━━━ DATA PROVIDED ━━━

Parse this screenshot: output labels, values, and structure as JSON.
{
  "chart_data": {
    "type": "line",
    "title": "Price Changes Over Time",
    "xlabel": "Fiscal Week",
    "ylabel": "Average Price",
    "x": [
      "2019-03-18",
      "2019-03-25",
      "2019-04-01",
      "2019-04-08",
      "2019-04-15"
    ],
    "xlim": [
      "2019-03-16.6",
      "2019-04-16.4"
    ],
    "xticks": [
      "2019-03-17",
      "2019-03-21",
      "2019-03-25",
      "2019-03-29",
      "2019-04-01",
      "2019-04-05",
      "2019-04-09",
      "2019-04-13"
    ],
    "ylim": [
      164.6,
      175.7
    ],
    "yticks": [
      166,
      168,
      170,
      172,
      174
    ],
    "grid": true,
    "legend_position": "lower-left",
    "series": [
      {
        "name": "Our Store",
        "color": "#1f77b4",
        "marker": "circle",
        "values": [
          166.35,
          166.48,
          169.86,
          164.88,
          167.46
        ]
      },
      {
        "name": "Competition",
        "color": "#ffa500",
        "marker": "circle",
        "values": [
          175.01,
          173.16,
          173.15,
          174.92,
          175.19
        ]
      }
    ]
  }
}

━━━

-- EXERCISE INSTRUCTIONS --
Extract every entry in the listing word for word.

-- FINISHED ANSWER --
Parse this screenshot: output labels, values, and structure as JSON.
{
  "chart_data": {
    "type": "line",
    "title": "Price Changes Over Time",
    "xlabel": "Fiscal Week",
    "ylabel": "Average Price",
    "x": [
      "2019-03-18",
      "2019-03-25",
      "2019-04-01",
      "2019-04-08",
      "2019-04-15"
    ],
    "xlim": [
      "2019-03-16.6",
      "2019-04-16.4"
    ],
    "xticks": [
      "2019-03-17",
      "2019-03-21",
      "2019-03-25",
      "2019-03-29",
      "2019-04-01",
      "2019-04-05",
      "2019-04-09",
      "2019-04-13"
    ],
    "ylim": [
      164.6,
      175.7
    ],
    "yticks": [
      166,
      168,
      170,
      172,
      174
    ],
    "grid": true,
    "legend_position": "lower-left",
    "series": [
      {
        "name": "Our Store",
        "color": "#1f77b4",
        "marker": "circle",
        "values": [
          166.35,
          166.48,
          169.86,
          164.88,
          167.46
        ]
      },
      {
        "name": "Competition",
        "color": "#ffa500",
        "marker": "circle",
        "values": [
          175.01,
          173.16,
          173.15,
          174.92,
          175.19
        ]
      }
    ]
  }
}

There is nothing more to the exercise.